▶ _Problem description_
Would you transcribe the listing that follows, character for character, and omit its images?

(Data listing)
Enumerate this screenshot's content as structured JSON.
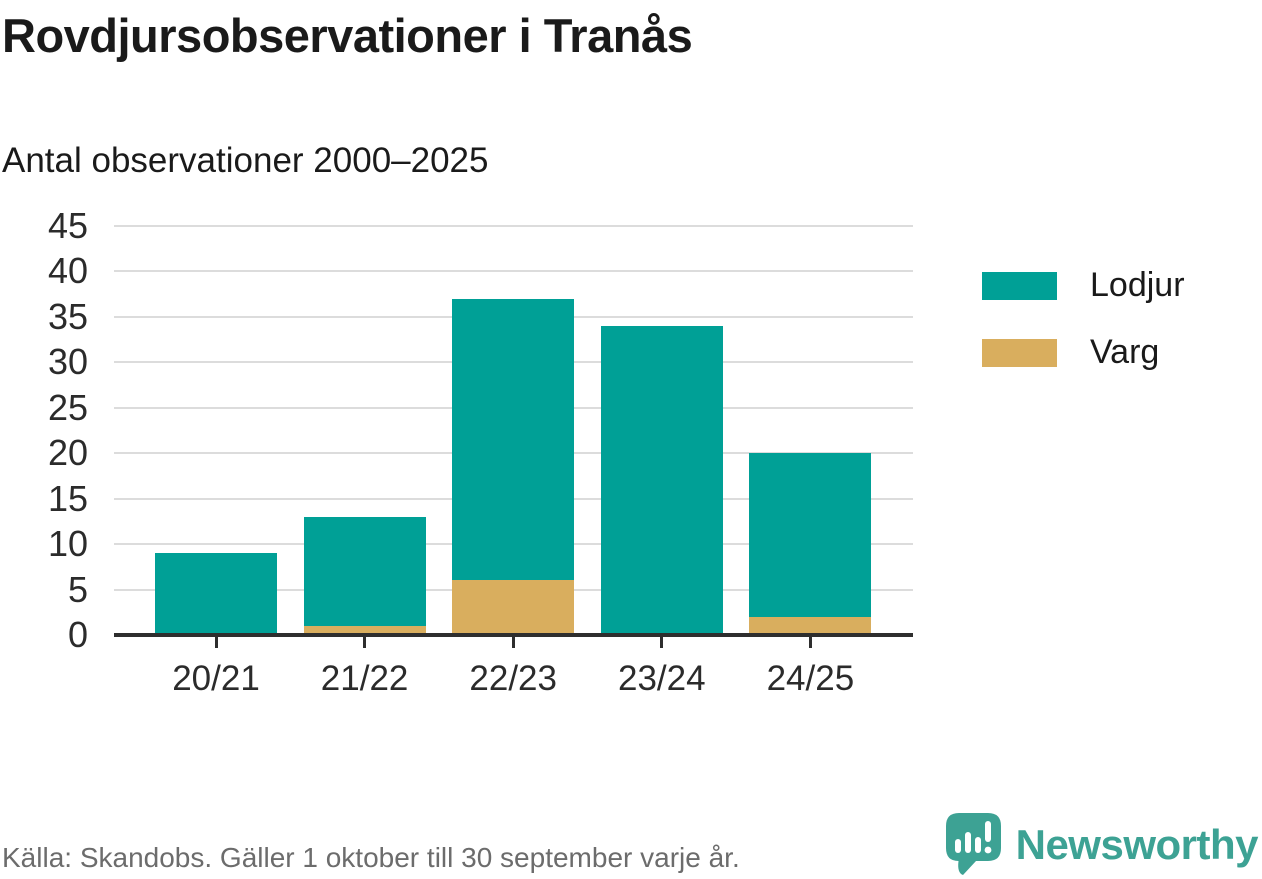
{
  "header": {
    "title": "Rovdjursobservationer i Tranås",
    "subtitle": "Antal observationer 2000–2025"
  },
  "chart_data": {
    "type": "bar",
    "stacked": true,
    "title": "Rovdjursobservationer i Tranås",
    "subtitle": "Antal observationer 2000–2025",
    "xlabel": "",
    "ylabel": "",
    "categories": [
      "20/21",
      "21/22",
      "22/23",
      "23/24",
      "24/25"
    ],
    "series": [
      {
        "name": "Lodjur",
        "color": "#00A096",
        "values": [
          9,
          12,
          31,
          34,
          18
        ]
      },
      {
        "name": "Varg",
        "color": "#D9AE5E",
        "values": [
          0,
          1,
          6,
          0,
          2
        ]
      }
    ],
    "stack_order": [
      "Varg",
      "Lodjur"
    ],
    "totals": [
      9,
      13,
      37,
      34,
      20
    ],
    "ylim": [
      0,
      45
    ],
    "ytick_step": 5,
    "yticks": [
      0,
      5,
      10,
      15,
      20,
      25,
      30,
      35,
      40,
      45
    ],
    "grid": "horizontal",
    "legend_position": "right"
  },
  "legend": {
    "items": [
      {
        "label": "Lodjur",
        "color": "#00A096"
      },
      {
        "label": "Varg",
        "color": "#D9AE5E"
      }
    ]
  },
  "footer": {
    "source": "Källa: Skandobs. Gäller 1 oktober till 30 september varje år.",
    "brand": "Newsworthy"
  },
  "colors": {
    "lodjur": "#00A096",
    "varg": "#D9AE5E",
    "grid": "#DCDCDC",
    "axis": "#2E2E2E",
    "text": "#1A1A1A",
    "muted_text": "#6C6C6C",
    "brand": "#3DA294"
  }
}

▶ _Result_
Enumerate this screenshot's content as structured JSON.
{
  "header": {
    "title": "Rovdjursobservationer i Tranås",
    "subtitle": "Antal observationer 2000–2025"
  },
  "chart_data": {
    "type": "bar",
    "stacked": true,
    "title": "Rovdjursobservationer i Tranås",
    "subtitle": "Antal observationer 2000–2025",
    "xlabel": "",
    "ylabel": "",
    "categories": [
      "20/21",
      "21/22",
      "22/23",
      "23/24",
      "24/25"
    ],
    "series": [
      {
        "name": "Lodjur",
        "color": "#00A096",
        "values": [
          9,
          12,
          31,
          34,
          18
        ]
      },
      {
        "name": "Varg",
        "color": "#D9AE5E",
        "values": [
          0,
          1,
          6,
          0,
          2
        ]
      }
    ],
    "stack_order": [
      "Varg",
      "Lodjur"
    ],
    "totals": [
      9,
      13,
      37,
      34,
      20
    ],
    "ylim": [
      0,
      45
    ],
    "ytick_step": 5,
    "yticks": [
      0,
      5,
      10,
      15,
      20,
      25,
      30,
      35,
      40,
      45
    ],
    "grid": "horizontal",
    "legend_position": "right"
  },
  "legend": {
    "items": [
      {
        "label": "Lodjur",
        "color": "#00A096"
      },
      {
        "label": "Varg",
        "color": "#D9AE5E"
      }
    ]
  },
  "footer": {
    "source": "Källa: Skandobs. Gäller 1 oktober till 30 september varje år.",
    "brand": "Newsworthy"
  },
  "colors": {
    "lodjur": "#00A096",
    "varg": "#D9AE5E",
    "grid": "#DCDCDC",
    "axis": "#2E2E2E",
    "text": "#1A1A1A",
    "muted_text": "#6C6C6C",
    "brand": "#3DA294"
  }
}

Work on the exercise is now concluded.